Reproduce all entries precisely, down to the last character.

• [Supplied material]:
# # #
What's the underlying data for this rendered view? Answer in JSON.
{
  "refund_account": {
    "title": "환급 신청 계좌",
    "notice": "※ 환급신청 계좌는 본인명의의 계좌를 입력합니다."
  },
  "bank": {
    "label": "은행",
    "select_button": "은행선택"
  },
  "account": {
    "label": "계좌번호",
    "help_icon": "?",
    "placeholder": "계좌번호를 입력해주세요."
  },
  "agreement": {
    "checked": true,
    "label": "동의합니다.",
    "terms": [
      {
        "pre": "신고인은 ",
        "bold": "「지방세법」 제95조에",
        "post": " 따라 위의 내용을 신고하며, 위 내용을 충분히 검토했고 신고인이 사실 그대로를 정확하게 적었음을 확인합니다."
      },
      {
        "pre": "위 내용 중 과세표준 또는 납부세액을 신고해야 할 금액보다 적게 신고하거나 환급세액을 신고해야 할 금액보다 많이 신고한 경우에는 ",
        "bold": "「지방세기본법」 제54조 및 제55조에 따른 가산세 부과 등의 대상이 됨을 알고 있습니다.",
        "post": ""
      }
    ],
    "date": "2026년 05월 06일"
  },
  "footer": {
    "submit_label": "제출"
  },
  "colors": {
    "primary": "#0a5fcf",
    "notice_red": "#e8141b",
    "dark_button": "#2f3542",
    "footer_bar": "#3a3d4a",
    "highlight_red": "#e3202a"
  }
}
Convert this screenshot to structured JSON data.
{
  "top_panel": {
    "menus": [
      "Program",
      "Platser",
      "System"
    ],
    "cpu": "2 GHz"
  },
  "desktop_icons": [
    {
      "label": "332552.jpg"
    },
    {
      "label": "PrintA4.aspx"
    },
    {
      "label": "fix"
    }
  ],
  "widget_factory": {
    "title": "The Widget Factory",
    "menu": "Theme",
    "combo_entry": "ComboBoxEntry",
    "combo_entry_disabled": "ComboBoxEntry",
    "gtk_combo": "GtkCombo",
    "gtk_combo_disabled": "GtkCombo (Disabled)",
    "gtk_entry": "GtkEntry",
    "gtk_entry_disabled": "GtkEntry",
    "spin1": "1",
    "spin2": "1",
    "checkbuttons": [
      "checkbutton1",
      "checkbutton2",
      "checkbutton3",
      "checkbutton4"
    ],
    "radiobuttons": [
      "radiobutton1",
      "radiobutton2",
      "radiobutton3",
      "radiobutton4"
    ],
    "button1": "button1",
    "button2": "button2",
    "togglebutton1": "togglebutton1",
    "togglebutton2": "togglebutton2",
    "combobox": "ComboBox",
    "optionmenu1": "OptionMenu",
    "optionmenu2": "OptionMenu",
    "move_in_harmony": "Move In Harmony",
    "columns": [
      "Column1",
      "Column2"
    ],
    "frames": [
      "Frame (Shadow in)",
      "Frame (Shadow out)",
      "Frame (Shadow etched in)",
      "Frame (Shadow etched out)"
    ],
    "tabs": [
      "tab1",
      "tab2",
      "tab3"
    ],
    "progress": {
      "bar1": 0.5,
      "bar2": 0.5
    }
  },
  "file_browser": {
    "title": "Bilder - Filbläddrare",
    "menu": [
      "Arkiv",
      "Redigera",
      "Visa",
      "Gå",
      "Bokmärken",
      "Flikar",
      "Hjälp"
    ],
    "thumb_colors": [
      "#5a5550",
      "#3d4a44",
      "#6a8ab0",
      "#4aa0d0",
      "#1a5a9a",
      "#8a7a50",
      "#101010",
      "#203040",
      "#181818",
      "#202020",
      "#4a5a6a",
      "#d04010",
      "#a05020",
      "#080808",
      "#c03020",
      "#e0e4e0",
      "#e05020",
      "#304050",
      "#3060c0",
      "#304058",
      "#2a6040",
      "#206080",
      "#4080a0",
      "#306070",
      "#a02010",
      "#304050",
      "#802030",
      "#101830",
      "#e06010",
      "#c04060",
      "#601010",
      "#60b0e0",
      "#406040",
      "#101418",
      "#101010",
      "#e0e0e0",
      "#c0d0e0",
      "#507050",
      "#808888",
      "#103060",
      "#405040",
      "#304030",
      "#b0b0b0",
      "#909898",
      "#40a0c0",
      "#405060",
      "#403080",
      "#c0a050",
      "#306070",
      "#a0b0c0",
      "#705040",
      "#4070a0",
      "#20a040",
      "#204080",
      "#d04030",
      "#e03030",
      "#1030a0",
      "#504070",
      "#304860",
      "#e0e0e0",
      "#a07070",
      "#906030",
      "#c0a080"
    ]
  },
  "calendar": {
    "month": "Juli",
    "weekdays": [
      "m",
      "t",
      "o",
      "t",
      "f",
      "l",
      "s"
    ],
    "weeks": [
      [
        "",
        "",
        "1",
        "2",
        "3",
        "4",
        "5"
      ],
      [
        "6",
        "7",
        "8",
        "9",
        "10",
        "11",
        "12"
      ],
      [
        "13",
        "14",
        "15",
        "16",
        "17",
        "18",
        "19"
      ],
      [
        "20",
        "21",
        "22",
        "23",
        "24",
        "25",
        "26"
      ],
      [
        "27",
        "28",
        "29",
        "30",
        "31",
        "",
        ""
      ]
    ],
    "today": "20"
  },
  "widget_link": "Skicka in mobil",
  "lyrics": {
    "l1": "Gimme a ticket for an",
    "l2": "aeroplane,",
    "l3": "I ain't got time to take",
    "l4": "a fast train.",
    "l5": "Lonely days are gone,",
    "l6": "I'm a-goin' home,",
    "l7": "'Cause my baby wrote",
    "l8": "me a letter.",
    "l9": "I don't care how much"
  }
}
# # #
• [Exercise result]:
What's the underlying data for this rendered view? Answer in JSON.
{
  "refund_account": {
    "title": "환급 신청 계좌",
    "notice": "※ 환급신청 계좌는 본인명의의 계좌를 입력합니다."
  },
  "bank": {
    "label": "은행",
    "select_button": "은행선택"
  },
  "account": {
    "label": "계좌번호",
    "help_icon": "?",
    "placeholder": "계좌번호를 입력해주세요."
  },
  "agreement": {
    "checked": true,
    "label": "동의합니다.",
    "terms": [
      {
        "pre": "신고인은 ",
        "bold": "「지방세법」 제95조에",
        "post": " 따라 위의 내용을 신고하며, 위 내용을 충분히 검토했고 신고인이 사실 그대로를 정확하게 적었음을 확인합니다."
      },
      {
        "pre": "위 내용 중 과세표준 또는 납부세액을 신고해야 할 금액보다 적게 신고하거나 환급세액을 신고해야 할 금액보다 많이 신고한 경우에는 ",
        "bold": "「지방세기본법」 제54조 및 제55조에 따른 가산세 부과 등의 대상이 됨을 알고 있습니다.",
        "post": ""
      }
    ],
    "date": "2026년 05월 06일"
  },
  "footer": {
    "submit_label": "제출"
  },
  "colors": {
    "primary": "#0a5fcf",
    "notice_red": "#e8141b",
    "dark_button": "#2f3542",
    "footer_bar": "#3a3d4a",
    "highlight_red": "#e3202a"
  }
}
Convert this screenshot to structured JSON data.
{
  "top_panel": {
    "menus": [
      "Program",
      "Platser",
      "System"
    ],
    "cpu": "2 GHz"
  },
  "desktop_icons": [
    {
      "label": "332552.jpg"
    },
    {
      "label": "PrintA4.aspx"
    },
    {
      "label": "fix"
    }
  ],
  "widget_factory": {
    "title": "The Widget Factory",
    "menu": "Theme",
    "combo_entry": "ComboBoxEntry",
    "combo_entry_disabled": "ComboBoxEntry",
    "gtk_combo": "GtkCombo",
    "gtk_combo_disabled": "GtkCombo (Disabled)",
    "gtk_entry": "GtkEntry",
    "gtk_entry_disabled": "GtkEntry",
    "spin1": "1",
    "spin2": "1",
    "checkbuttons": [
      "checkbutton1",
      "checkbutton2",
      "checkbutton3",
      "checkbutton4"
    ],
    "radiobuttons": [
      "radiobutton1",
      "radiobutton2",
      "radiobutton3",
      "radiobutton4"
    ],
    "button1": "button1",
    "button2": "button2",
    "togglebutton1": "togglebutton1",
    "togglebutton2": "togglebutton2",
    "combobox": "ComboBox",
    "optionmenu1": "OptionMenu",
    "optionmenu2": "OptionMenu",
    "move_in_harmony": "Move In Harmony",
    "columns": [
      "Column1",
      "Column2"
    ],
    "frames": [
      "Frame (Shadow in)",
      "Frame (Shadow out)",
      "Frame (Shadow etched in)",
      "Frame (Shadow etched out)"
    ],
    "tabs": [
      "tab1",
      "tab2",
      "tab3"
    ],
    "progress": {
      "bar1": 0.5,
      "bar2": 0.5
    }
  },
  "file_browser": {
    "title": "Bilder - Filbläddrare",
    "menu": [
      "Arkiv",
      "Redigera",
      "Visa",
      "Gå",
      "Bokmärken",
      "Flikar",
      "Hjälp"
    ],
    "thumb_colors": [
      "#5a5550",
      "#3d4a44",
      "#6a8ab0",
      "#4aa0d0",
      "#1a5a9a",
      "#8a7a50",
      "#101010",
      "#203040",
      "#181818",
      "#202020",
      "#4a5a6a",
      "#d04010",
      "#a05020",
      "#080808",
      "#c03020",
      "#e0e4e0",
      "#e05020",
      "#304050",
      "#3060c0",
      "#304058",
      "#2a6040",
      "#206080",
      "#4080a0",
      "#306070",
      "#a02010",
      "#304050",
      "#802030",
      "#101830",
      "#e06010",
      "#c04060",
      "#601010",
      "#60b0e0",
      "#406040",
      "#101418",
      "#101010",
      "#e0e0e0",
      "#c0d0e0",
      "#507050",
      "#808888",
      "#103060",
      "#405040",
      "#304030",
      "#b0b0b0",
      "#909898",
      "#40a0c0",
      "#405060",
      "#403080",
      "#c0a050",
      "#306070",
      "#a0b0c0",
      "#705040",
      "#4070a0",
      "#20a040",
      "#204080",
      "#d04030",
      "#e03030",
      "#1030a0",
      "#504070",
      "#304860",
      "#e0e0e0",
      "#a07070",
      "#906030",
      "#c0a080"
    ]
  },
  "calendar": {
    "month": "Juli",
    "weekdays": [
      "m",
      "t",
      "o",
      "t",
      "f",
      "l",
      "s"
    ],
    "weeks": [
      [
        "",
        "",
        "1",
        "2",
        "3",
        "4",
        "5"
      ],
      [
        "6",
        "7",
        "8",
        "9",
        "10",
        "11",
        "12"
      ],
      [
        "13",
        "14",
        "15",
        "16",
        "17",
        "18",
        "19"
      ],
      [
        "20",
        "21",
        "22",
        "23",
        "24",
        "25",
        "26"
      ],
      [
        "27",
        "28",
        "29",
        "30",
        "31",
        "",
        ""
      ]
    ],
    "today": "20"
  },
  "widget_link": "Skicka in mobil",
  "lyrics": {
    "l1": "Gimme a ticket for an",
    "l2": "aeroplane,",
    "l3": "I ain't got time to take",
    "l4": "a fast train.",
    "l5": "Lonely days are gone,",
    "l6": "I'm a-goin' home,",
    "l7": "'Cause my baby wrote",
    "l8": "me a letter.",
    "l9": "I don't care how much"
  }
}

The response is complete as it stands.